[What this task involves] Quote the records that follow in full and exactly; leave out the pictures.

*** Given information ***

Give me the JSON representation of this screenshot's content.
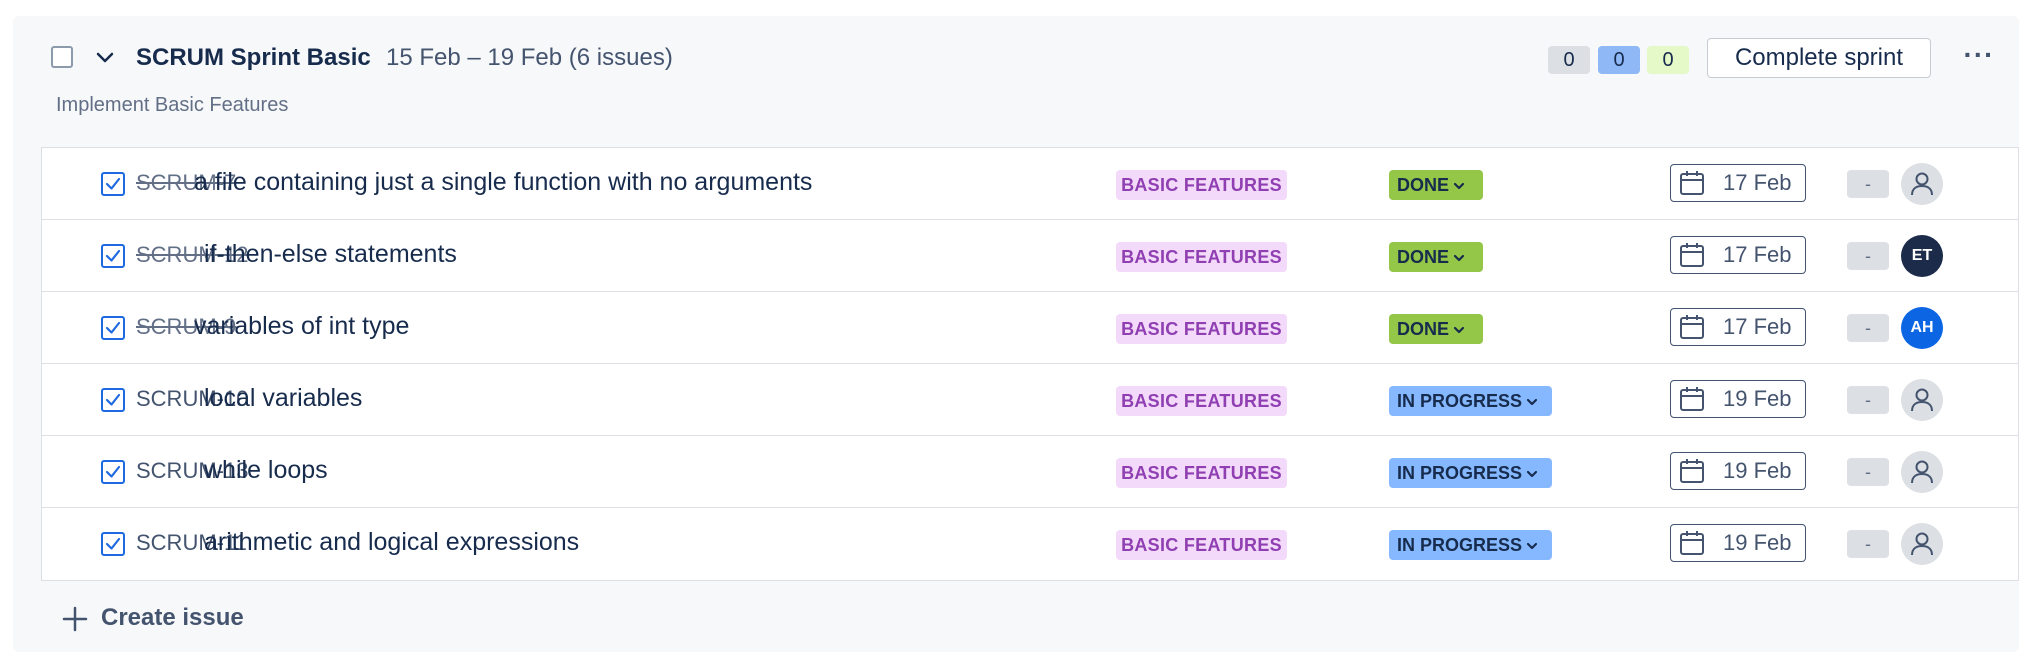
{
  "sprint": {
    "name": "SCRUM Sprint Basic",
    "meta": "15 Feb – 19 Feb (6 issues)",
    "goal": "Implement Basic Features",
    "counts": {
      "todo": "0",
      "in_progress": "0",
      "done": "0"
    },
    "complete_label": "Complete sprint",
    "more_label": "···"
  },
  "issues": [
    {
      "key": "SCRUM-7",
      "summary": "a file containing just a single function with no arguments",
      "epic": "BASIC FEATURES",
      "status": "DONE",
      "due": "17 Feb",
      "estimate": "-",
      "assignee": ""
    },
    {
      "key": "SCRUM-12",
      "summary": "if-then-else statements",
      "epic": "BASIC FEATURES",
      "status": "DONE",
      "due": "17 Feb",
      "estimate": "-",
      "assignee": "ET"
    },
    {
      "key": "SCRUM-9",
      "summary": "variables of int type",
      "epic": "BASIC FEATURES",
      "status": "DONE",
      "due": "17 Feb",
      "estimate": "-",
      "assignee": "AH"
    },
    {
      "key": "SCRUM-10",
      "summary": "local variables",
      "epic": "BASIC FEATURES",
      "status": "IN PROGRESS",
      "due": "19 Feb",
      "estimate": "-",
      "assignee": ""
    },
    {
      "key": "SCRUM-13",
      "summary": "while loops",
      "epic": "BASIC FEATURES",
      "status": "IN PROGRESS",
      "due": "19 Feb",
      "estimate": "-",
      "assignee": ""
    },
    {
      "key": "SCRUM-11",
      "summary": "arithmetic and logical expressions",
      "epic": "BASIC FEATURES",
      "status": "IN PROGRESS",
      "due": "19 Feb",
      "estimate": "-",
      "assignee": ""
    }
  ],
  "create_label": "Create issue",
  "colors": {
    "done_status": "#94c748",
    "in_progress_status": "#85b8ff",
    "epic_bg": "#f3d9fa",
    "epic_text": "#8f3fb1",
    "avatar_et": "#1d2b4a",
    "avatar_ah": "#0c66e4"
  }
}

***

[Answer to this task]
Give me the JSON representation of this screenshot's content.
{
  "sprint": {
    "name": "SCRUM Sprint Basic",
    "meta": "15 Feb – 19 Feb (6 issues)",
    "goal": "Implement Basic Features",
    "counts": {
      "todo": "0",
      "in_progress": "0",
      "done": "0"
    },
    "complete_label": "Complete sprint",
    "more_label": "···"
  },
  "issues": [
    {
      "key": "SCRUM-7",
      "summary": "a file containing just a single function with no arguments",
      "epic": "BASIC FEATURES",
      "status": "DONE",
      "due": "17 Feb",
      "estimate": "-",
      "assignee": ""
    },
    {
      "key": "SCRUM-12",
      "summary": "if-then-else statements",
      "epic": "BASIC FEATURES",
      "status": "DONE",
      "due": "17 Feb",
      "estimate": "-",
      "assignee": "ET"
    },
    {
      "key": "SCRUM-9",
      "summary": "variables of int type",
      "epic": "BASIC FEATURES",
      "status": "DONE",
      "due": "17 Feb",
      "estimate": "-",
      "assignee": "AH"
    },
    {
      "key": "SCRUM-10",
      "summary": "local variables",
      "epic": "BASIC FEATURES",
      "status": "IN PROGRESS",
      "due": "19 Feb",
      "estimate": "-",
      "assignee": ""
    },
    {
      "key": "SCRUM-13",
      "summary": "while loops",
      "epic": "BASIC FEATURES",
      "status": "IN PROGRESS",
      "due": "19 Feb",
      "estimate": "-",
      "assignee": ""
    },
    {
      "key": "SCRUM-11",
      "summary": "arithmetic and logical expressions",
      "epic": "BASIC FEATURES",
      "status": "IN PROGRESS",
      "due": "19 Feb",
      "estimate": "-",
      "assignee": ""
    }
  ],
  "create_label": "Create issue",
  "colors": {
    "done_status": "#94c748",
    "in_progress_status": "#85b8ff",
    "epic_bg": "#f3d9fa",
    "epic_text": "#8f3fb1",
    "avatar_et": "#1d2b4a",
    "avatar_ah": "#0c66e4"
  }
}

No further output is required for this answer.